Select from the data all lines with the word "lượng".

── GIVEN ENTRIES

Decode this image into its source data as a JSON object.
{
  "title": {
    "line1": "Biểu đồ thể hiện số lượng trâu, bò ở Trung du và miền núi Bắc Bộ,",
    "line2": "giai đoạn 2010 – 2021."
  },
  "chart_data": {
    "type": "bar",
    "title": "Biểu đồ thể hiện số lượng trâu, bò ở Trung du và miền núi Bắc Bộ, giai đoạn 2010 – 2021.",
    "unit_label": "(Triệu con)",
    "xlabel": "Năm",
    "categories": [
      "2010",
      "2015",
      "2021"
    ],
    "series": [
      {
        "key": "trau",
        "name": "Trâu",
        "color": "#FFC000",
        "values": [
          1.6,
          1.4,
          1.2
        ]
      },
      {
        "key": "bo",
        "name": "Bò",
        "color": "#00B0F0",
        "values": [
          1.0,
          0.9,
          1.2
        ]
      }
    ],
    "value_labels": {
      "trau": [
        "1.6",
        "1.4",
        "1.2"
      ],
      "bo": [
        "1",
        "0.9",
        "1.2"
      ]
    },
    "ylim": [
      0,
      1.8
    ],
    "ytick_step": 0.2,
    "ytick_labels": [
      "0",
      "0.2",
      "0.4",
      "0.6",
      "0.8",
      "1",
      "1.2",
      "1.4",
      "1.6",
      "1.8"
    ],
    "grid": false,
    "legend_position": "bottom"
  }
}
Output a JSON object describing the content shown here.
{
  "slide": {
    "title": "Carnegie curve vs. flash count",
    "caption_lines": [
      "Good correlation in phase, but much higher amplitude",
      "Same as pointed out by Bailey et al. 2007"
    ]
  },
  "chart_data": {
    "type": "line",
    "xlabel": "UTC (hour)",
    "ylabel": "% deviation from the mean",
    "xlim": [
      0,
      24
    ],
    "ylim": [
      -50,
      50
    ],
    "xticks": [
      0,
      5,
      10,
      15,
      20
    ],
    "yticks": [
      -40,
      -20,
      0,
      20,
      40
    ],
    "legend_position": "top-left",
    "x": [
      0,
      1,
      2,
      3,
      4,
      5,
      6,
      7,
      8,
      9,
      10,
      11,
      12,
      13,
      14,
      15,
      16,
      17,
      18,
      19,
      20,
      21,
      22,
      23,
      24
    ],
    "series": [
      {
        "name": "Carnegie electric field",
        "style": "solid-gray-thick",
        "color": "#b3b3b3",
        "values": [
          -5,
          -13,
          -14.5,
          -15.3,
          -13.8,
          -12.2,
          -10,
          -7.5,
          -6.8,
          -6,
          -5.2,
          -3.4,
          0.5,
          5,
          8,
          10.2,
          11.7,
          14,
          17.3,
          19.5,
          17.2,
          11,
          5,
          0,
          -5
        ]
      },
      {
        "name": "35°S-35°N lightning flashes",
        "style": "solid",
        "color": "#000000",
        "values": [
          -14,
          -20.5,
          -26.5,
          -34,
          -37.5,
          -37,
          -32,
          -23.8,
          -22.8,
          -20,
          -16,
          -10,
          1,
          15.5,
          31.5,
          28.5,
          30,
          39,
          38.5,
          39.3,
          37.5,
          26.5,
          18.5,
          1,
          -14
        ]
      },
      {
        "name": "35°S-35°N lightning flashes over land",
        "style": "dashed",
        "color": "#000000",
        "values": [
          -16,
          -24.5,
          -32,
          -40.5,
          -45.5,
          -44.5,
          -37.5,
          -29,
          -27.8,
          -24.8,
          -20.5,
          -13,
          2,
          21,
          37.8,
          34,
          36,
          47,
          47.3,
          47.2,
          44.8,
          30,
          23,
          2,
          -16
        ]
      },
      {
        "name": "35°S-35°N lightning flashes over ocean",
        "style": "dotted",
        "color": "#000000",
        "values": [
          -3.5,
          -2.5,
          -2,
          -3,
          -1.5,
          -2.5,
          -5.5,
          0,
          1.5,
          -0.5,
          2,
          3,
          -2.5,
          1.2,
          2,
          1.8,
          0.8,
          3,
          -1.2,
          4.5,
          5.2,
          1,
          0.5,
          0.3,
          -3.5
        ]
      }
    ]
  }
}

────

#### EXPECTED ANSWER
    "line1": "Biểu đồ thể hiện số lượng trâu, bò ở Trung du và miền núi Bắc Bộ,",
    "title": "Biểu đồ thể hiện số lượng trâu, bò ở Trung du và miền núi Bắc Bộ, giai đoạn 2010 – 2021.",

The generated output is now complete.